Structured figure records
___

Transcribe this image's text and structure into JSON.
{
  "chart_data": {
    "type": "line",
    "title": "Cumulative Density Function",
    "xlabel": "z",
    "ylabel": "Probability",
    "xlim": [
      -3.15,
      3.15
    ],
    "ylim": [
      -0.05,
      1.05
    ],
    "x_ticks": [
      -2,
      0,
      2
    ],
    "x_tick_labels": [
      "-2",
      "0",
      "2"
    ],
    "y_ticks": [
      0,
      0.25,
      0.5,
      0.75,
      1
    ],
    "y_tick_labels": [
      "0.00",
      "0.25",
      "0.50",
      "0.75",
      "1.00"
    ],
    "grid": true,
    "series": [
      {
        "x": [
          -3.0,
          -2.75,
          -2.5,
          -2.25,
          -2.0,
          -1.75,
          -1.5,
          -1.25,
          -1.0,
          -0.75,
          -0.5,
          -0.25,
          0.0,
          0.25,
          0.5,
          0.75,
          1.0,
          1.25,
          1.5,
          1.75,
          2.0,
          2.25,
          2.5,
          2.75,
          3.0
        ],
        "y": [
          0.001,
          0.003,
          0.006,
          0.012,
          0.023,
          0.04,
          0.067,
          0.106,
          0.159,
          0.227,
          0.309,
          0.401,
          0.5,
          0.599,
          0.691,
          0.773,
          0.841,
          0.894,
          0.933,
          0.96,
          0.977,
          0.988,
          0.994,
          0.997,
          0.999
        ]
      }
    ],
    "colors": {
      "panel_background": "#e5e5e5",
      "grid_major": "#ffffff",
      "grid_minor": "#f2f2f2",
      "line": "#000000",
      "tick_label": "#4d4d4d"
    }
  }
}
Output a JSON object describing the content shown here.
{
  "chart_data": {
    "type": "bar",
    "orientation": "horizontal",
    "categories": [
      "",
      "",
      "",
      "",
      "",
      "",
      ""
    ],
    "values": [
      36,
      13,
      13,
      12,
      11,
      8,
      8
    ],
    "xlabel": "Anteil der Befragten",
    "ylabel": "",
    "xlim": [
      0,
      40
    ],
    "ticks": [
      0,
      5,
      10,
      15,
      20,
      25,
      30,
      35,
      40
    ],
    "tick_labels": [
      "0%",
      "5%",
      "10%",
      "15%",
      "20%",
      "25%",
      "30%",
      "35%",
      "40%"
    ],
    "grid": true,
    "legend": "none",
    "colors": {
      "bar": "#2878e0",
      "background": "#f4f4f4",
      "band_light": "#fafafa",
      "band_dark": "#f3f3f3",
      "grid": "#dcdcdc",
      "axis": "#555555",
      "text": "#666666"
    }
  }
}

___

◆ What needs to be done: Reproduce all of the material above word for word.

◆ Task response:
Transcribe this image's text and structure into JSON.
{
  "chart_data": {
    "type": "line",
    "title": "Cumulative Density Function",
    "xlabel": "z",
    "ylabel": "Probability",
    "xlim": [
      -3.15,
      3.15
    ],
    "ylim": [
      -0.05,
      1.05
    ],
    "x_ticks": [
      -2,
      0,
      2
    ],
    "x_tick_labels": [
      "-2",
      "0",
      "2"
    ],
    "y_ticks": [
      0,
      0.25,
      0.5,
      0.75,
      1
    ],
    "y_tick_labels": [
      "0.00",
      "0.25",
      "0.50",
      "0.75",
      "1.00"
    ],
    "grid": true,
    "series": [
      {
        "x": [
          -3.0,
          -2.75,
          -2.5,
          -2.25,
          -2.0,
          -1.75,
          -1.5,
          -1.25,
          -1.0,
          -0.75,
          -0.5,
          -0.25,
          0.0,
          0.25,
          0.5,
          0.75,
          1.0,
          1.25,
          1.5,
          1.75,
          2.0,
          2.25,
          2.5,
          2.75,
          3.0
        ],
        "y": [
          0.001,
          0.003,
          0.006,
          0.012,
          0.023,
          0.04,
          0.067,
          0.106,
          0.159,
          0.227,
          0.309,
          0.401,
          0.5,
          0.599,
          0.691,
          0.773,
          0.841,
          0.894,
          0.933,
          0.96,
          0.977,
          0.988,
          0.994,
          0.997,
          0.999
        ]
      }
    ],
    "colors": {
      "panel_background": "#e5e5e5",
      "grid_major": "#ffffff",
      "grid_minor": "#f2f2f2",
      "line": "#000000",
      "tick_label": "#4d4d4d"
    }
  }
}
Output a JSON object describing the content shown here.
{
  "chart_data": {
    "type": "bar",
    "orientation": "horizontal",
    "categories": [
      "",
      "",
      "",
      "",
      "",
      "",
      ""
    ],
    "values": [
      36,
      13,
      13,
      12,
      11,
      8,
      8
    ],
    "xlabel": "Anteil der Befragten",
    "ylabel": "",
    "xlim": [
      0,
      40
    ],
    "ticks": [
      0,
      5,
      10,
      15,
      20,
      25,
      30,
      35,
      40
    ],
    "tick_labels": [
      "0%",
      "5%",
      "10%",
      "15%",
      "20%",
      "25%",
      "30%",
      "35%",
      "40%"
    ],
    "grid": true,
    "legend": "none",
    "colors": {
      "bar": "#2878e0",
      "background": "#f4f4f4",
      "band_light": "#fafafa",
      "band_dark": "#f3f3f3",
      "grid": "#dcdcdc",
      "axis": "#555555",
      "text": "#666666"
    }
  }
}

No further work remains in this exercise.